Repeat every line exactly, keeping the pictures out of the copy.

▶ _Input_

***

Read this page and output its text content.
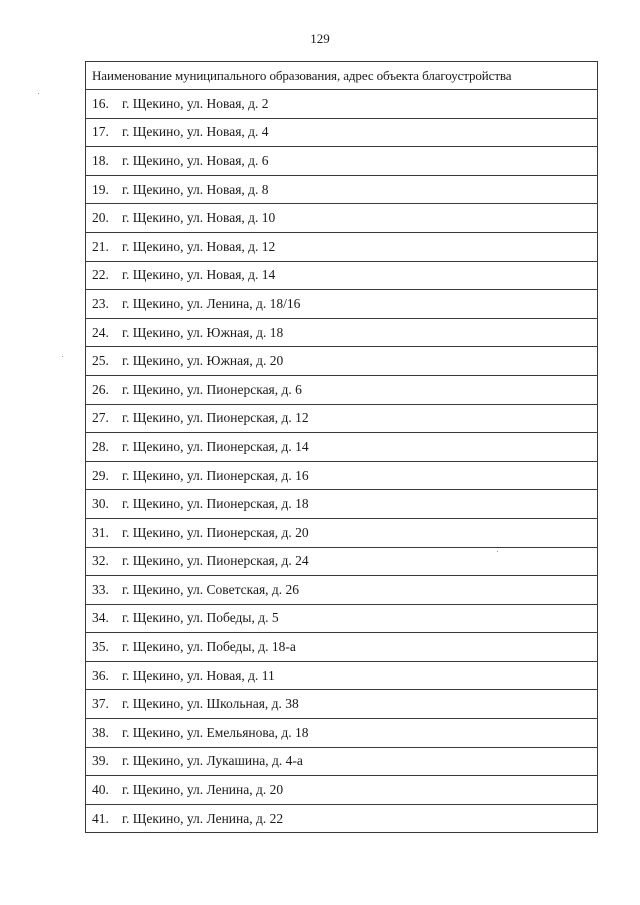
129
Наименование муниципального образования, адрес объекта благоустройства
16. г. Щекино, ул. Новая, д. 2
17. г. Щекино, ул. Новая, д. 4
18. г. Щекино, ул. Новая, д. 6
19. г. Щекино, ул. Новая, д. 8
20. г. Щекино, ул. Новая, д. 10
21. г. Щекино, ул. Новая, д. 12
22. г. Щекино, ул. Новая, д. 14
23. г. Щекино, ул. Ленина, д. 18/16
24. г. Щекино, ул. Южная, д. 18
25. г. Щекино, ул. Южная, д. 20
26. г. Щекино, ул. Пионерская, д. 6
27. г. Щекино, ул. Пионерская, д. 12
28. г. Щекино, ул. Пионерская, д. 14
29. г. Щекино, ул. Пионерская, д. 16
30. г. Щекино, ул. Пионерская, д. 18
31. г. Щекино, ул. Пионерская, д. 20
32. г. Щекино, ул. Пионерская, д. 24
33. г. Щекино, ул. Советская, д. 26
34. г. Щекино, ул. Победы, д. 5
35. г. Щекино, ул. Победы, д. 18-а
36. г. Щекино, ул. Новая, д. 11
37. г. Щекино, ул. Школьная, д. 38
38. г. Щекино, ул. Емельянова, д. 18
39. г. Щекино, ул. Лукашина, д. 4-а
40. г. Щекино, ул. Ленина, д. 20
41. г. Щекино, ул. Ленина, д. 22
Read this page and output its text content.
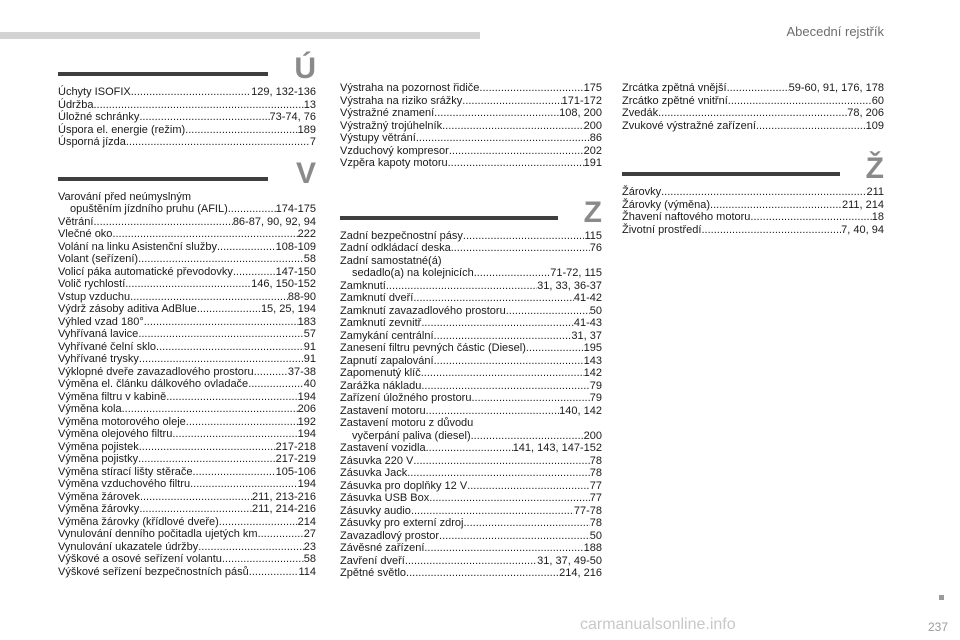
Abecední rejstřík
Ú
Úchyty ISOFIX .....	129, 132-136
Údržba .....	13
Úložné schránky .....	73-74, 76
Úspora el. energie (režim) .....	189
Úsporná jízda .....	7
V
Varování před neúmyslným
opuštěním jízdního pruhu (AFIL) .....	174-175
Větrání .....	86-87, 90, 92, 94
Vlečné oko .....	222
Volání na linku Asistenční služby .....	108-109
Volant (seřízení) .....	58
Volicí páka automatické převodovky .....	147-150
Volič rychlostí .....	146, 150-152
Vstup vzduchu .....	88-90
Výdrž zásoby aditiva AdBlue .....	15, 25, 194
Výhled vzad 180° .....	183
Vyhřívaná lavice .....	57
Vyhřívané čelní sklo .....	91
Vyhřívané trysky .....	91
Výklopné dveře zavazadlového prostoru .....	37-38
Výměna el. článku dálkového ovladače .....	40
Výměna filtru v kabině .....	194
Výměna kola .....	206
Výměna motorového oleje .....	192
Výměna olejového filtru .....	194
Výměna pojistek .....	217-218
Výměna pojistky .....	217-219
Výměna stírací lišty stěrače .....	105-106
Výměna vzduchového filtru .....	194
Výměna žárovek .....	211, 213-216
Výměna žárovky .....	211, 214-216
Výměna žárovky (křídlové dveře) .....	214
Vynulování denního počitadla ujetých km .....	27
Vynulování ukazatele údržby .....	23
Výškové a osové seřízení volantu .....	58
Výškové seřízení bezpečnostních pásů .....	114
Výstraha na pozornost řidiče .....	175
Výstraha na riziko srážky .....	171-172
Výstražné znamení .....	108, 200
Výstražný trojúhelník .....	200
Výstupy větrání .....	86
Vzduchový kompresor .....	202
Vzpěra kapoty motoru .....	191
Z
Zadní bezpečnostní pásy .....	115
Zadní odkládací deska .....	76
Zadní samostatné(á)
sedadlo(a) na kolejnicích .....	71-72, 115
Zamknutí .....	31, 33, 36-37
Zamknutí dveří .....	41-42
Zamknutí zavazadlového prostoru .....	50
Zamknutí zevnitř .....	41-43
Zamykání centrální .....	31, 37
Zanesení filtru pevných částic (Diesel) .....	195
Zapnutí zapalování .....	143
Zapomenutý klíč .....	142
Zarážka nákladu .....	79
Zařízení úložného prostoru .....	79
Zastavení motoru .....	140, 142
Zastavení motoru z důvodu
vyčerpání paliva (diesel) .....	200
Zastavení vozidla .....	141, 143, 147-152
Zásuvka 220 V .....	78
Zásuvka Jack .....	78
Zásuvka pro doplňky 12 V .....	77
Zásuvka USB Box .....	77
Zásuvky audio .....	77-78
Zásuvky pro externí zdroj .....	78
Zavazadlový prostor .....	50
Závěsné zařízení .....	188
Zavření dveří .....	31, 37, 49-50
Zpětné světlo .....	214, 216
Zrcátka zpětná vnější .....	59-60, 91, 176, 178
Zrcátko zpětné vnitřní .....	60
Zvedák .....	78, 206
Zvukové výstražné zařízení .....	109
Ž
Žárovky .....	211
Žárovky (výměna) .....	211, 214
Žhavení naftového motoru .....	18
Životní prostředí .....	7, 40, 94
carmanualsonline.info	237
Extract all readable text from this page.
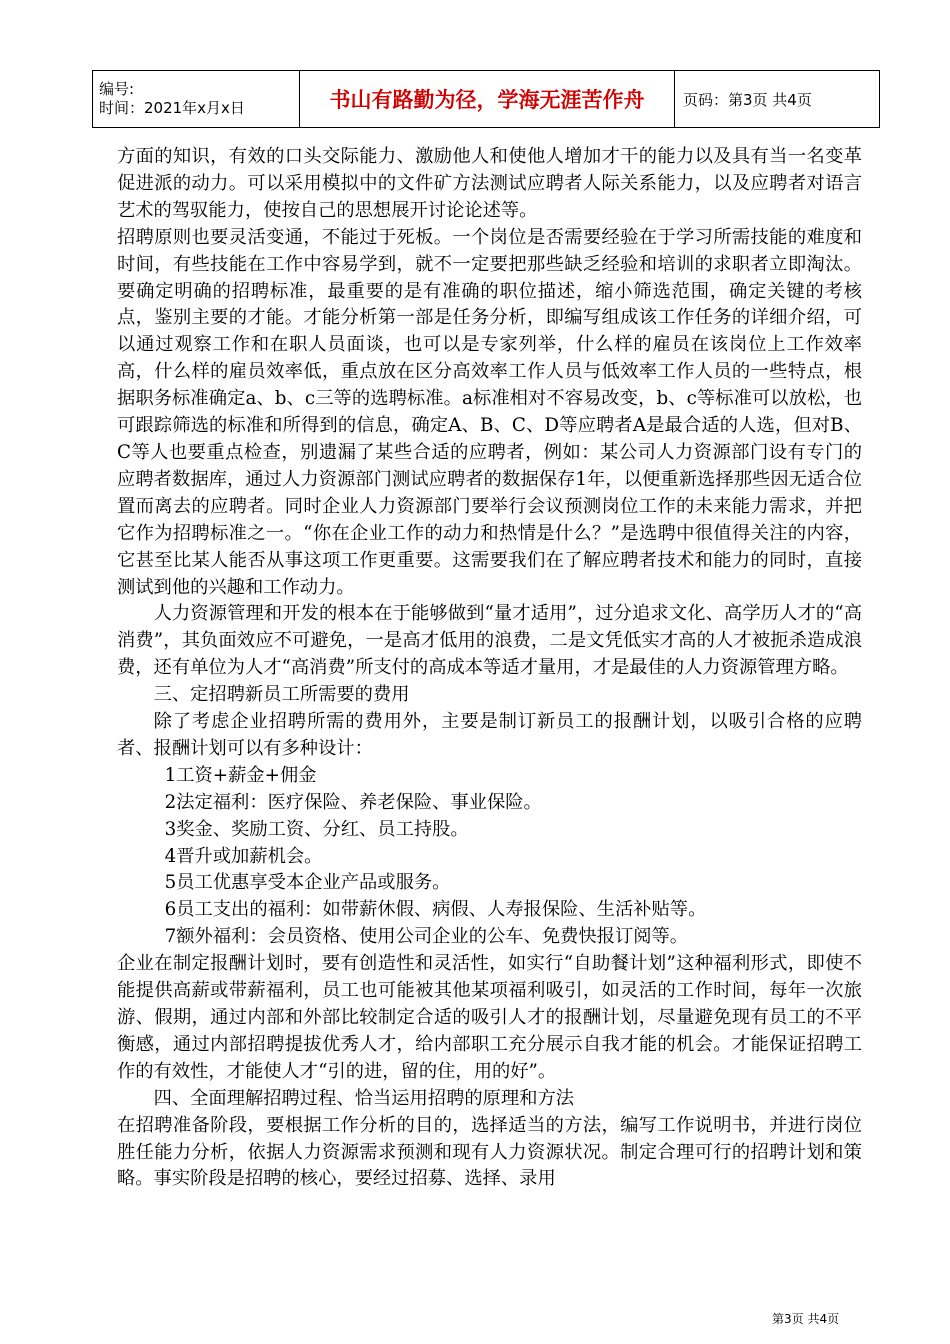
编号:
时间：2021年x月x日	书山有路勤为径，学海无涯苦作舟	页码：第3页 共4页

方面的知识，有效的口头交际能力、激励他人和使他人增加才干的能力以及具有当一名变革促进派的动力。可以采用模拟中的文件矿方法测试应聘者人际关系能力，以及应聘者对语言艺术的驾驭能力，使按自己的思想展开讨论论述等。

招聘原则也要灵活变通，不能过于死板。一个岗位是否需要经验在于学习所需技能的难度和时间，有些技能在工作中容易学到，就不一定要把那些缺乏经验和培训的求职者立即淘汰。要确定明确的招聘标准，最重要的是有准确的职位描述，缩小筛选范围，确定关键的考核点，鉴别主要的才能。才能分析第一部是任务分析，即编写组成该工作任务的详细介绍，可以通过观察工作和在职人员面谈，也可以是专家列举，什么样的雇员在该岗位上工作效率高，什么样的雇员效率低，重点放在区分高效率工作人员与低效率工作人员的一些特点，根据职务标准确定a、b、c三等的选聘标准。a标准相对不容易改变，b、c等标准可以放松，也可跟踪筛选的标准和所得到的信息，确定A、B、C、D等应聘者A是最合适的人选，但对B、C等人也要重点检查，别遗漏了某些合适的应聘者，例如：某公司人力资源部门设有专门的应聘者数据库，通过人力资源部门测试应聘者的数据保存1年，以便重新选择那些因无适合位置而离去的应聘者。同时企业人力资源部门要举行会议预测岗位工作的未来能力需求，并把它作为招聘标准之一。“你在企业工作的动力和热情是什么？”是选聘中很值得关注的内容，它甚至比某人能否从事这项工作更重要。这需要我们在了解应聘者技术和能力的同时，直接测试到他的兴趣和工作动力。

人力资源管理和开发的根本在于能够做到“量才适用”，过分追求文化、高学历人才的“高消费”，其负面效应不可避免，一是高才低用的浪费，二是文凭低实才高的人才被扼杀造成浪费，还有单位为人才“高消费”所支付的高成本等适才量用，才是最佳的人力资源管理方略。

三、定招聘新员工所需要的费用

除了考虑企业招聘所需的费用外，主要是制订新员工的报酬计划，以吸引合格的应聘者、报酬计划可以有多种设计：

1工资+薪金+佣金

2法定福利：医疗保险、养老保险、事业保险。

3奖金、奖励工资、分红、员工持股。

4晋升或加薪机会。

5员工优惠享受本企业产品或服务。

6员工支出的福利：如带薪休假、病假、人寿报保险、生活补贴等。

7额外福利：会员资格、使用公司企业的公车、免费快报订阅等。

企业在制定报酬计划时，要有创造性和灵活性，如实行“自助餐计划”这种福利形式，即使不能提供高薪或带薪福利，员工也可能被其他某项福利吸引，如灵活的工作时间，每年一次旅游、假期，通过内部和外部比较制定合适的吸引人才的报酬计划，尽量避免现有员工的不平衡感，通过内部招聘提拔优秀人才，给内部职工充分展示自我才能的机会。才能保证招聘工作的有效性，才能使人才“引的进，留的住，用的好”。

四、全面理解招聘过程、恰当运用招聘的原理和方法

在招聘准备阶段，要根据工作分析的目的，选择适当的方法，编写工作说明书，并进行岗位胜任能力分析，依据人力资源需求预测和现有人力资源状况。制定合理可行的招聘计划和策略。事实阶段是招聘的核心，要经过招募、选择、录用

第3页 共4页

***

▶ _Result of this task_
Read this page and output its text content.
129
Наименование муниципального образования, адрес объекта благоустройства
16. г. Щекино, ул. Новая, д. 2
17. г. Щекино, ул. Новая, д. 4
18. г. Щекино, ул. Новая, д. 6
19. г. Щекино, ул. Новая, д. 8
20. г. Щекино, ул. Новая, д. 10
21. г. Щекино, ул. Новая, д. 12
22. г. Щекино, ул. Новая, д. 14
23. г. Щекино, ул. Ленина, д. 18/16
24. г. Щекино, ул. Южная, д. 18
25. г. Щекино, ул. Южная, д. 20
26. г. Щекино, ул. Пионерская, д. 6
27. г. Щекино, ул. Пионерская, д. 12
28. г. Щекино, ул. Пионерская, д. 14
29. г. Щекино, ул. Пионерская, д. 16
30. г. Щекино, ул. Пионерская, д. 18
31. г. Щекино, ул. Пионерская, д. 20
32. г. Щекино, ул. Пионерская, д. 24
33. г. Щекино, ул. Советская, д. 26
34. г. Щекино, ул. Победы, д. 5
35. г. Щекино, ул. Победы, д. 18-а
36. г. Щекино, ул. Новая, д. 11
37. г. Щекино, ул. Школьная, д. 38
38. г. Щекино, ул. Емельянова, д. 18
39. г. Щекино, ул. Лукашина, д. 4-а
40. г. Щекино, ул. Ленина, д. 20
41. г. Щекино, ул. Ленина, д. 22
Read this page and output its text content.
Abecední rejstřík
Ú
Úchyty ISOFIX .....	129, 132-136
Údržba .....	13
Úložné schránky .....	73-74, 76
Úspora el. energie (režim) .....	189
Úsporná jízda .....	7
V
Varování před neúmyslným
opuštěním jízdního pruhu (AFIL) .....	174-175
Větrání .....	86-87, 90, 92, 94
Vlečné oko .....	222
Volání na linku Asistenční služby .....	108-109
Volant (seřízení) .....	58
Volicí páka automatické převodovky .....	147-150
Volič rychlostí .....	146, 150-152
Vstup vzduchu .....	88-90
Výdrž zásoby aditiva AdBlue .....	15, 25, 194
Výhled vzad 180° .....	183
Vyhřívaná lavice .....	57
Vyhřívané čelní sklo .....	91
Vyhřívané trysky .....	91
Výklopné dveře zavazadlového prostoru .....	37-38
Výměna el. článku dálkového ovladače .....	40
Výměna filtru v kabině .....	194
Výměna kola .....	206
Výměna motorového oleje .....	192
Výměna olejového filtru .....	194
Výměna pojistek .....	217-218
Výměna pojistky .....	217-219
Výměna stírací lišty stěrače .....	105-106
Výměna vzduchového filtru .....	194
Výměna žárovek .....	211, 213-216
Výměna žárovky .....	211, 214-216
Výměna žárovky (křídlové dveře) .....	214
Vynulování denního počitadla ujetých km .....	27
Vynulování ukazatele údržby .....	23
Výškové a osové seřízení volantu .....	58
Výškové seřízení bezpečnostních pásů .....	114
Výstraha na pozornost řidiče .....	175
Výstraha na riziko srážky .....	171-172
Výstražné znamení .....	108, 200
Výstražný trojúhelník .....	200
Výstupy větrání .....	86
Vzduchový kompresor .....	202
Vzpěra kapoty motoru .....	191
Z
Zadní bezpečnostní pásy .....	115
Zadní odkládací deska .....	76
Zadní samostatné(á)
sedadlo(a) na kolejnicích .....	71-72, 115
Zamknutí .....	31, 33, 36-37
Zamknutí dveří .....	41-42
Zamknutí zavazadlového prostoru .....	50
Zamknutí zevnitř .....	41-43
Zamykání centrální .....	31, 37
Zanesení filtru pevných částic (Diesel) .....	195
Zapnutí zapalování .....	143
Zapomenutý klíč .....	142
Zarážka nákladu .....	79
Zařízení úložného prostoru .....	79
Zastavení motoru .....	140, 142
Zastavení motoru z důvodu
vyčerpání paliva (diesel) .....	200
Zastavení vozidla .....	141, 143, 147-152
Zásuvka 220 V .....	78
Zásuvka Jack .....	78
Zásuvka pro doplňky 12 V .....	77
Zásuvka USB Box .....	77
Zásuvky audio .....	77-78
Zásuvky pro externí zdroj .....	78
Zavazadlový prostor .....	50
Závěsné zařízení .....	188
Zavření dveří .....	31, 37, 49-50
Zpětné světlo .....	214, 216
Zrcátka zpětná vnější .....	59-60, 91, 176, 178
Zrcátko zpětné vnitřní .....	60
Zvedák .....	78, 206
Zvukové výstražné zařízení .....	109
Ž
Žárovky .....	211
Žárovky (výměna) .....	211, 214
Žhavení naftového motoru .....	18
Životní prostředí .....	7, 40, 94
carmanualsonline.info	237
Extract all readable text from this page.
编号:
时间：2021年x月x日	书山有路勤为径，学海无涯苦作舟	页码：第3页 共4页

方面的知识，有效的口头交际能力、激励他人和使他人增加才干的能力以及具有当一名变革促进派的动力。可以采用模拟中的文件矿方法测试应聘者人际关系能力，以及应聘者对语言艺术的驾驭能力，使按自己的思想展开讨论论述等。

招聘原则也要灵活变通，不能过于死板。一个岗位是否需要经验在于学习所需技能的难度和时间，有些技能在工作中容易学到，就不一定要把那些缺乏经验和培训的求职者立即淘汰。要确定明确的招聘标准，最重要的是有准确的职位描述，缩小筛选范围，确定关键的考核点，鉴别主要的才能。才能分析第一部是任务分析，即编写组成该工作任务的详细介绍，可以通过观察工作和在职人员面谈，也可以是专家列举，什么样的雇员在该岗位上工作效率高，什么样的雇员效率低，重点放在区分高效率工作人员与低效率工作人员的一些特点，根据职务标准确定a、b、c三等的选聘标准。a标准相对不容易改变，b、c等标准可以放松，也可跟踪筛选的标准和所得到的信息，确定A、B、C、D等应聘者A是最合适的人选，但对B、C等人也要重点检查，别遗漏了某些合适的应聘者，例如：某公司人力资源部门设有专门的应聘者数据库，通过人力资源部门测试应聘者的数据保存1年，以便重新选择那些因无适合位置而离去的应聘者。同时企业人力资源部门要举行会议预测岗位工作的未来能力需求，并把它作为招聘标准之一。“你在企业工作的动力和热情是什么？”是选聘中很值得关注的内容，它甚至比某人能否从事这项工作更重要。这需要我们在了解应聘者技术和能力的同时，直接测试到他的兴趣和工作动力。

人力资源管理和开发的根本在于能够做到“量才适用”，过分追求文化、高学历人才的“高消费”，其负面效应不可避免，一是高才低用的浪费，二是文凭低实才高的人才被扼杀造成浪费，还有单位为人才“高消费”所支付的高成本等适才量用，才是最佳的人力资源管理方略。

三、定招聘新员工所需要的费用

除了考虑企业招聘所需的费用外，主要是制订新员工的报酬计划，以吸引合格的应聘者、报酬计划可以有多种设计：

1工资+薪金+佣金

2法定福利：医疗保险、养老保险、事业保险。

3奖金、奖励工资、分红、员工持股。

4晋升或加薪机会。

5员工优惠享受本企业产品或服务。

6员工支出的福利：如带薪休假、病假、人寿报保险、生活补贴等。

7额外福利：会员资格、使用公司企业的公车、免费快报订阅等。

企业在制定报酬计划时，要有创造性和灵活性，如实行“自助餐计划”这种福利形式，即使不能提供高薪或带薪福利，员工也可能被其他某项福利吸引，如灵活的工作时间，每年一次旅游、假期，通过内部和外部比较制定合适的吸引人才的报酬计划，尽量避免现有员工的不平衡感，通过内部招聘提拔优秀人才，给内部职工充分展示自我才能的机会。才能保证招聘工作的有效性，才能使人才“引的进，留的住，用的好”。

四、全面理解招聘过程、恰当运用招聘的原理和方法

在招聘准备阶段，要根据工作分析的目的，选择适当的方法，编写工作说明书，并进行岗位胜任能力分析，依据人力资源需求预测和现有人力资源状况。制定合理可行的招聘计划和策略。事实阶段是招聘的核心，要经过招募、选择、录用

第3页 共4页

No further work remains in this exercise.